■ What is asked: Emit the data below verbatim, stripping out any pictures.

■ Saved entries:

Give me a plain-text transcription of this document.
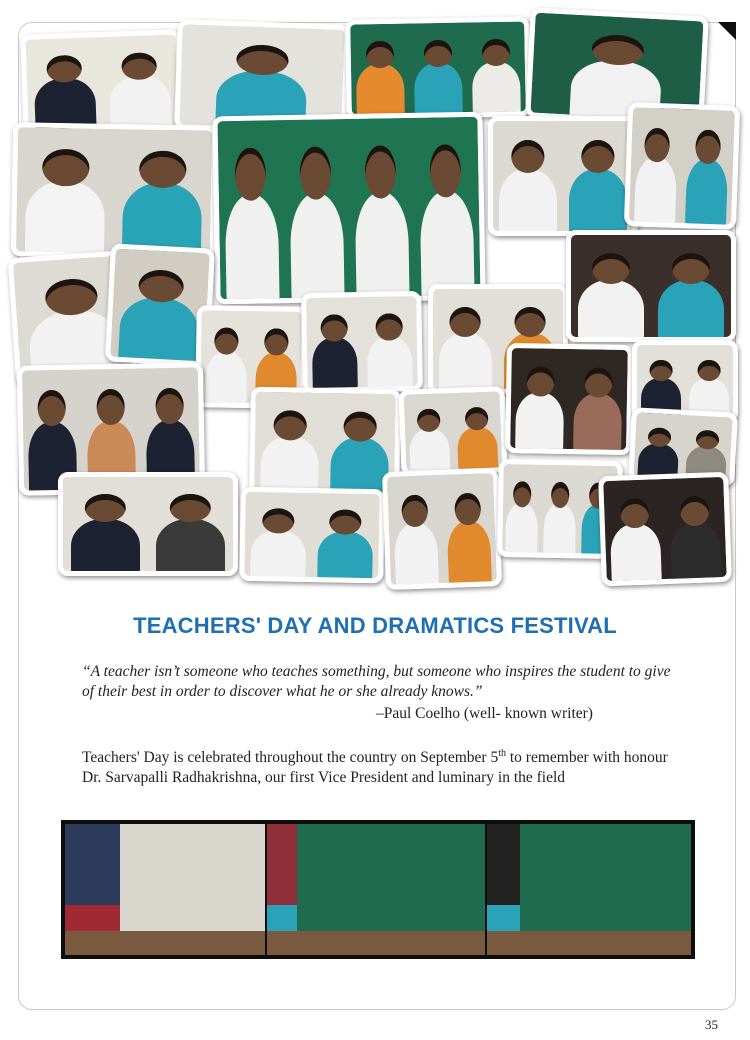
TEACHERS' DAY AND DRAMATICS FESTIVAL
“A teacher isn’t someone who teaches something, but someone who inspires the student to give of their best in order to discover what he or she already knows.”
–Paul Coelho (well- known writer)
Teachers' Day is celebrated throughout the country on September 5th to remember with honour Dr. Sarvapalli Radhakrishna, our first Vice President and luminary in the field
35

■ Answer for this exercise:
Give me a plain-text transcription of this document.
TEACHERS' DAY AND DRAMATICS FESTIVAL
“A teacher isn’t someone who teaches something, but someone who inspires the student to give of their best in order to discover what he or she already knows.”
–Paul Coelho (well- known writer)
Teachers' Day is celebrated throughout the country on September 5th to remember with honour Dr. Sarvapalli Radhakrishna, our first Vice President and luminary in the field
35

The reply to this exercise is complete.